» **Brief**:
Reproduce all of the data word for word.

» **Record extracts**:
──────────

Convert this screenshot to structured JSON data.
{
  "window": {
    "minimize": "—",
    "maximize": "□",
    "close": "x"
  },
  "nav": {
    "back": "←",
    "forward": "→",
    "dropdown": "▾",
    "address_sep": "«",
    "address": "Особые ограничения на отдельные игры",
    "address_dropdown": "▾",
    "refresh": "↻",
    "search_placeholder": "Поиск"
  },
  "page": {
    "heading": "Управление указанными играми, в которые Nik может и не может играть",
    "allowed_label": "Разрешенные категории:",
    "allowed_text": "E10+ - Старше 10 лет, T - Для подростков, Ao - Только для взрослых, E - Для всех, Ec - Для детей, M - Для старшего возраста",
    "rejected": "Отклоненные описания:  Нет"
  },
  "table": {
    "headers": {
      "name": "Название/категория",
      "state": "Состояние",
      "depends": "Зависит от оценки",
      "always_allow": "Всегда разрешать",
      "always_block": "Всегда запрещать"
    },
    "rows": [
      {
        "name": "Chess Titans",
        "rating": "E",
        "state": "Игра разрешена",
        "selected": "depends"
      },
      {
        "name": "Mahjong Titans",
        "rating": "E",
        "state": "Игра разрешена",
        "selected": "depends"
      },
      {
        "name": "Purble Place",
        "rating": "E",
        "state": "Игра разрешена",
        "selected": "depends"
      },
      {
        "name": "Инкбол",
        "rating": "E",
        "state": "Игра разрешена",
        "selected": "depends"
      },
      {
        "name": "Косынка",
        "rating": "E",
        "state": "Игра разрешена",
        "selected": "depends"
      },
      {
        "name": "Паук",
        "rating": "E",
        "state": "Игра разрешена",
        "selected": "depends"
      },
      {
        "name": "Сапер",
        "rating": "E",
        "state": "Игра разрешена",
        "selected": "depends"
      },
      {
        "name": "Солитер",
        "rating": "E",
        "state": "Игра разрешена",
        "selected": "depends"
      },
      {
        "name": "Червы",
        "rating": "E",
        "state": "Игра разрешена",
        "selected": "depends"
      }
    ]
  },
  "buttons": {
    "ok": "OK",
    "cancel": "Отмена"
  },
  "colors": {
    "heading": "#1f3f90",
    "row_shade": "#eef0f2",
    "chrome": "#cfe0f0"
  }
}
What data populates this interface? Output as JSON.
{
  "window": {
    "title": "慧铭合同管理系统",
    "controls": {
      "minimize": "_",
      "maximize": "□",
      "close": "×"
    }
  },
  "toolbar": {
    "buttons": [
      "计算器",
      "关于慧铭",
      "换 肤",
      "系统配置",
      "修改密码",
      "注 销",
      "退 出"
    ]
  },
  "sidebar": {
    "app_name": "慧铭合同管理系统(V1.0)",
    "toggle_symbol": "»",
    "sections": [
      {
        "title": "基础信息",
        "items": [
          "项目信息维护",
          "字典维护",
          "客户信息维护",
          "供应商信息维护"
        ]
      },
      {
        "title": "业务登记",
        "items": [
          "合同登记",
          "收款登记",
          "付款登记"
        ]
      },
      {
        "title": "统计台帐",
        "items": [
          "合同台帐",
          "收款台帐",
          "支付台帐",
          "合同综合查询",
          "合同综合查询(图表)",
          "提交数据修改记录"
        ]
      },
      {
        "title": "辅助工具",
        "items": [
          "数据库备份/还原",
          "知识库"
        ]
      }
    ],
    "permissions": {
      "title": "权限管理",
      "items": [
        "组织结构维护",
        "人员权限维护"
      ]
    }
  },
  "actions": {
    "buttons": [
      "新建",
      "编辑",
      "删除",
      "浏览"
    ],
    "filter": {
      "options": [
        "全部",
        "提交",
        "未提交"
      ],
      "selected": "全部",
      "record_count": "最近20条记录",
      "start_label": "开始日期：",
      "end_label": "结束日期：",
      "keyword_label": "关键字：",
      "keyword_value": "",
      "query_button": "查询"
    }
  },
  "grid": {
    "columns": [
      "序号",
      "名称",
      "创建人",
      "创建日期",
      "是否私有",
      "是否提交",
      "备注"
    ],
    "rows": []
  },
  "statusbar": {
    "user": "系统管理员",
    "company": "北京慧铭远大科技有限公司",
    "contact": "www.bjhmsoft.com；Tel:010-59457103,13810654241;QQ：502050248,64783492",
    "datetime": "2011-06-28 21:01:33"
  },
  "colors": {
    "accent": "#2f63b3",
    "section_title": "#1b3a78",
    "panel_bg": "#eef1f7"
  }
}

──────────

» **Result below**:
Convert this screenshot to structured JSON data.
{
  "window": {
    "minimize": "—",
    "maximize": "□",
    "close": "x"
  },
  "nav": {
    "back": "←",
    "forward": "→",
    "dropdown": "▾",
    "address_sep": "«",
    "address": "Особые ограничения на отдельные игры",
    "address_dropdown": "▾",
    "refresh": "↻",
    "search_placeholder": "Поиск"
  },
  "page": {
    "heading": "Управление указанными играми, в которые Nik может и не может играть",
    "allowed_label": "Разрешенные категории:",
    "allowed_text": "E10+ - Старше 10 лет, T - Для подростков, Ao - Только для взрослых, E - Для всех, Ec - Для детей, M - Для старшего возраста",
    "rejected": "Отклоненные описания:  Нет"
  },
  "table": {
    "headers": {
      "name": "Название/категория",
      "state": "Состояние",
      "depends": "Зависит от оценки",
      "always_allow": "Всегда разрешать",
      "always_block": "Всегда запрещать"
    },
    "rows": [
      {
        "name": "Chess Titans",
        "rating": "E",
        "state": "Игра разрешена",
        "selected": "depends"
      },
      {
        "name": "Mahjong Titans",
        "rating": "E",
        "state": "Игра разрешена",
        "selected": "depends"
      },
      {
        "name": "Purble Place",
        "rating": "E",
        "state": "Игра разрешена",
        "selected": "depends"
      },
      {
        "name": "Инкбол",
        "rating": "E",
        "state": "Игра разрешена",
        "selected": "depends"
      },
      {
        "name": "Косынка",
        "rating": "E",
        "state": "Игра разрешена",
        "selected": "depends"
      },
      {
        "name": "Паук",
        "rating": "E",
        "state": "Игра разрешена",
        "selected": "depends"
      },
      {
        "name": "Сапер",
        "rating": "E",
        "state": "Игра разрешена",
        "selected": "depends"
      },
      {
        "name": "Солитер",
        "rating": "E",
        "state": "Игра разрешена",
        "selected": "depends"
      },
      {
        "name": "Червы",
        "rating": "E",
        "state": "Игра разрешена",
        "selected": "depends"
      }
    ]
  },
  "buttons": {
    "ok": "OK",
    "cancel": "Отмена"
  },
  "colors": {
    "heading": "#1f3f90",
    "row_shade": "#eef0f2",
    "chrome": "#cfe0f0"
  }
}
What data populates this interface? Output as JSON.
{
  "window": {
    "title": "慧铭合同管理系统",
    "controls": {
      "minimize": "_",
      "maximize": "□",
      "close": "×"
    }
  },
  "toolbar": {
    "buttons": [
      "计算器",
      "关于慧铭",
      "换 肤",
      "系统配置",
      "修改密码",
      "注 销",
      "退 出"
    ]
  },
  "sidebar": {
    "app_name": "慧铭合同管理系统(V1.0)",
    "toggle_symbol": "»",
    "sections": [
      {
        "title": "基础信息",
        "items": [
          "项目信息维护",
          "字典维护",
          "客户信息维护",
          "供应商信息维护"
        ]
      },
      {
        "title": "业务登记",
        "items": [
          "合同登记",
          "收款登记",
          "付款登记"
        ]
      },
      {
        "title": "统计台帐",
        "items": [
          "合同台帐",
          "收款台帐",
          "支付台帐",
          "合同综合查询",
          "合同综合查询(图表)",
          "提交数据修改记录"
        ]
      },
      {
        "title": "辅助工具",
        "items": [
          "数据库备份/还原",
          "知识库"
        ]
      }
    ],
    "permissions": {
      "title": "权限管理",
      "items": [
        "组织结构维护",
        "人员权限维护"
      ]
    }
  },
  "actions": {
    "buttons": [
      "新建",
      "编辑",
      "删除",
      "浏览"
    ],
    "filter": {
      "options": [
        "全部",
        "提交",
        "未提交"
      ],
      "selected": "全部",
      "record_count": "最近20条记录",
      "start_label": "开始日期：",
      "end_label": "结束日期：",
      "keyword_label": "关键字：",
      "keyword_value": "",
      "query_button": "查询"
    }
  },
  "grid": {
    "columns": [
      "序号",
      "名称",
      "创建人",
      "创建日期",
      "是否私有",
      "是否提交",
      "备注"
    ],
    "rows": []
  },
  "statusbar": {
    "user": "系统管理员",
    "company": "北京慧铭远大科技有限公司",
    "contact": "www.bjhmsoft.com；Tel:010-59457103,13810654241;QQ：502050248,64783492",
    "datetime": "2011-06-28 21:01:33"
  },
  "colors": {
    "accent": "#2f63b3",
    "section_title": "#1b3a78",
    "panel_bg": "#eef1f7"
  }
}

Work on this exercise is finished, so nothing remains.